* BEGIN Exercise data *
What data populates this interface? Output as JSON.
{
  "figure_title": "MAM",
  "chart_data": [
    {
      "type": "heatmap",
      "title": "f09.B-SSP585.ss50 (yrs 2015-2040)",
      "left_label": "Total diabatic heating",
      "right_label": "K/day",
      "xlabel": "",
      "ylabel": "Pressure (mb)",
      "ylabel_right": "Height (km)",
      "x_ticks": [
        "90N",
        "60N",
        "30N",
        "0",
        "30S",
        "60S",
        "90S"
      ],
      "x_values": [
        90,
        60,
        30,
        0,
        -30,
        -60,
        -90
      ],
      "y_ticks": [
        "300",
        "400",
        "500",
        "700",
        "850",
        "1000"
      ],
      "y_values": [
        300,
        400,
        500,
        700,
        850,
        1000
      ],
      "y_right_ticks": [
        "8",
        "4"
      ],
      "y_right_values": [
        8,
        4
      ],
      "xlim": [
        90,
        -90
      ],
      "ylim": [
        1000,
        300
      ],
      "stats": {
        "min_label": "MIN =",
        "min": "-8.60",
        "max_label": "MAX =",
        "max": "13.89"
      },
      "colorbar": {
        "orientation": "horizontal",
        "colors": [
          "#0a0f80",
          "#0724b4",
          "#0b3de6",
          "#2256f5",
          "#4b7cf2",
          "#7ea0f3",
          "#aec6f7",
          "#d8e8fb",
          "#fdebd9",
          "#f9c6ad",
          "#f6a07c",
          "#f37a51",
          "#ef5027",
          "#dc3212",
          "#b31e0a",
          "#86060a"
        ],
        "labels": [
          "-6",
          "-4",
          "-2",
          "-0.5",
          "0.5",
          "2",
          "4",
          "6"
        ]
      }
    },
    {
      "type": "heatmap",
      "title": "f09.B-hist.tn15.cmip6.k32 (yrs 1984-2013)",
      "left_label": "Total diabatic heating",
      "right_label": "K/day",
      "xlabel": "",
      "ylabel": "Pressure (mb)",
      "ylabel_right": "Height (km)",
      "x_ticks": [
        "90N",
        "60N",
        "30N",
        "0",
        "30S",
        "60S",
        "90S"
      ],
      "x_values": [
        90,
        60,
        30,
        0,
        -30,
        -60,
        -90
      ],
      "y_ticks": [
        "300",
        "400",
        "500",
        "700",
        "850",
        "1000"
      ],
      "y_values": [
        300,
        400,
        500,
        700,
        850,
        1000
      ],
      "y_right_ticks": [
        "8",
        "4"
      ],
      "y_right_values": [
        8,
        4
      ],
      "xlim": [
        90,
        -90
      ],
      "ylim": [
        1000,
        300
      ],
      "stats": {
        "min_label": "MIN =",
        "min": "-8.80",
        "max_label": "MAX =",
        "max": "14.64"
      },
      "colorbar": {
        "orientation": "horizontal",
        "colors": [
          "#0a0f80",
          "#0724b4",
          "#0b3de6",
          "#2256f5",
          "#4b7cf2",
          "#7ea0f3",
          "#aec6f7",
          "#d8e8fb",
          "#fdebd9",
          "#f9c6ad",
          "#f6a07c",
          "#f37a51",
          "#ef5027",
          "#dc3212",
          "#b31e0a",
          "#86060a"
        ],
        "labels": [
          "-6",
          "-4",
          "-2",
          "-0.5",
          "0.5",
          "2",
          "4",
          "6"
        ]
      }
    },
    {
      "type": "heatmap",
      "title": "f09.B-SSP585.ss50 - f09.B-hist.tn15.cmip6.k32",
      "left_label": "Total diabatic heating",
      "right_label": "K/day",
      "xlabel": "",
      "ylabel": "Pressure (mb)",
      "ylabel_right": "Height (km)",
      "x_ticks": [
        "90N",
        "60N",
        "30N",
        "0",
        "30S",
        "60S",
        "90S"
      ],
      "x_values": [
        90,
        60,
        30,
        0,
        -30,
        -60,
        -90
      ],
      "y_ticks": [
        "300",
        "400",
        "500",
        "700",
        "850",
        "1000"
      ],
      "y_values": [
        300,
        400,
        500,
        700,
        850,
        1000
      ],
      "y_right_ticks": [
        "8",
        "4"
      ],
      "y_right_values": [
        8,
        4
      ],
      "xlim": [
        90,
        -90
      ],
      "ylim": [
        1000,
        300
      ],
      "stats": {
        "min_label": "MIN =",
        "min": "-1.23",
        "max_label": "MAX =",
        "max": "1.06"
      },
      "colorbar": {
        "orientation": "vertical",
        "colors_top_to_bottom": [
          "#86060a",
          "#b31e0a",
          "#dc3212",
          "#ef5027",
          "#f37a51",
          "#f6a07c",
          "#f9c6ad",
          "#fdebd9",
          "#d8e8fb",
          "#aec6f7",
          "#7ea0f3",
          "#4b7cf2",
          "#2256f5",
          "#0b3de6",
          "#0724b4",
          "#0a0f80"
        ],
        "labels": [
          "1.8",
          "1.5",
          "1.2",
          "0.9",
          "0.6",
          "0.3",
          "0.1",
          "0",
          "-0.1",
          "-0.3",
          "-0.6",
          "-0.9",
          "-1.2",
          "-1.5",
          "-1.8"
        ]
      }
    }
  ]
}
* END Exercise data *
Reproduce the full set of records precisely.

What data populates this interface? Output as JSON.
{
  "figure_title": "MAM",
  "chart_data": [
    {
      "type": "heatmap",
      "title": "f09.B-SSP585.ss50 (yrs 2015-2040)",
      "left_label": "Total diabatic heating",
      "right_label": "K/day",
      "xlabel": "",
      "ylabel": "Pressure (mb)",
      "ylabel_right": "Height (km)",
      "x_ticks": [
        "90N",
        "60N",
        "30N",
        "0",
        "30S",
        "60S",
        "90S"
      ],
      "x_values": [
        90,
        60,
        30,
        0,
        -30,
        -60,
        -90
      ],
      "y_ticks": [
        "300",
        "400",
        "500",
        "700",
        "850",
        "1000"
      ],
      "y_values": [
        300,
        400,
        500,
        700,
        850,
        1000
      ],
      "y_right_ticks": [
        "8",
        "4"
      ],
      "y_right_values": [
        8,
        4
      ],
      "xlim": [
        90,
        -90
      ],
      "ylim": [
        1000,
        300
      ],
      "stats": {
        "min_label": "MIN =",
        "min": "-8.60",
        "max_label": "MAX =",
        "max": "13.89"
      },
      "colorbar": {
        "orientation": "horizontal",
        "colors": [
          "#0a0f80",
          "#0724b4",
          "#0b3de6",
          "#2256f5",
          "#4b7cf2",
          "#7ea0f3",
          "#aec6f7",
          "#d8e8fb",
          "#fdebd9",
          "#f9c6ad",
          "#f6a07c",
          "#f37a51",
          "#ef5027",
          "#dc3212",
          "#b31e0a",
          "#86060a"
        ],
        "labels": [
          "-6",
          "-4",
          "-2",
          "-0.5",
          "0.5",
          "2",
          "4",
          "6"
        ]
      }
    },
    {
      "type": "heatmap",
      "title": "f09.B-hist.tn15.cmip6.k32 (yrs 1984-2013)",
      "left_label": "Total diabatic heating",
      "right_label": "K/day",
      "xlabel": "",
      "ylabel": "Pressure (mb)",
      "ylabel_right": "Height (km)",
      "x_ticks": [
        "90N",
        "60N",
        "30N",
        "0",
        "30S",
        "60S",
        "90S"
      ],
      "x_values": [
        90,
        60,
        30,
        0,
        -30,
        -60,
        -90
      ],
      "y_ticks": [
        "300",
        "400",
        "500",
        "700",
        "850",
        "1000"
      ],
      "y_values": [
        300,
        400,
        500,
        700,
        850,
        1000
      ],
      "y_right_ticks": [
        "8",
        "4"
      ],
      "y_right_values": [
        8,
        4
      ],
      "xlim": [
        90,
        -90
      ],
      "ylim": [
        1000,
        300
      ],
      "stats": {
        "min_label": "MIN =",
        "min": "-8.80",
        "max_label": "MAX =",
        "max": "14.64"
      },
      "colorbar": {
        "orientation": "horizontal",
        "colors": [
          "#0a0f80",
          "#0724b4",
          "#0b3de6",
          "#2256f5",
          "#4b7cf2",
          "#7ea0f3",
          "#aec6f7",
          "#d8e8fb",
          "#fdebd9",
          "#f9c6ad",
          "#f6a07c",
          "#f37a51",
          "#ef5027",
          "#dc3212",
          "#b31e0a",
          "#86060a"
        ],
        "labels": [
          "-6",
          "-4",
          "-2",
          "-0.5",
          "0.5",
          "2",
          "4",
          "6"
        ]
      }
    },
    {
      "type": "heatmap",
      "title": "f09.B-SSP585.ss50 - f09.B-hist.tn15.cmip6.k32",
      "left_label": "Total diabatic heating",
      "right_label": "K/day",
      "xlabel": "",
      "ylabel": "Pressure (mb)",
      "ylabel_right": "Height (km)",
      "x_ticks": [
        "90N",
        "60N",
        "30N",
        "0",
        "30S",
        "60S",
        "90S"
      ],
      "x_values": [
        90,
        60,
        30,
        0,
        -30,
        -60,
        -90
      ],
      "y_ticks": [
        "300",
        "400",
        "500",
        "700",
        "850",
        "1000"
      ],
      "y_values": [
        300,
        400,
        500,
        700,
        850,
        1000
      ],
      "y_right_ticks": [
        "8",
        "4"
      ],
      "y_right_values": [
        8,
        4
      ],
      "xlim": [
        90,
        -90
      ],
      "ylim": [
        1000,
        300
      ],
      "stats": {
        "min_label": "MIN =",
        "min": "-1.23",
        "max_label": "MAX =",
        "max": "1.06"
      },
      "colorbar": {
        "orientation": "vertical",
        "colors_top_to_bottom": [
          "#86060a",
          "#b31e0a",
          "#dc3212",
          "#ef5027",
          "#f37a51",
          "#f6a07c",
          "#f9c6ad",
          "#fdebd9",
          "#d8e8fb",
          "#aec6f7",
          "#7ea0f3",
          "#4b7cf2",
          "#2256f5",
          "#0b3de6",
          "#0724b4",
          "#0a0f80"
        ],
        "labels": [
          "1.8",
          "1.5",
          "1.2",
          "0.9",
          "0.6",
          "0.3",
          "0.1",
          "0",
          "-0.1",
          "-0.3",
          "-0.6",
          "-0.9",
          "-1.2",
          "-1.5",
          "-1.8"
        ]
      }
    }
  ]
}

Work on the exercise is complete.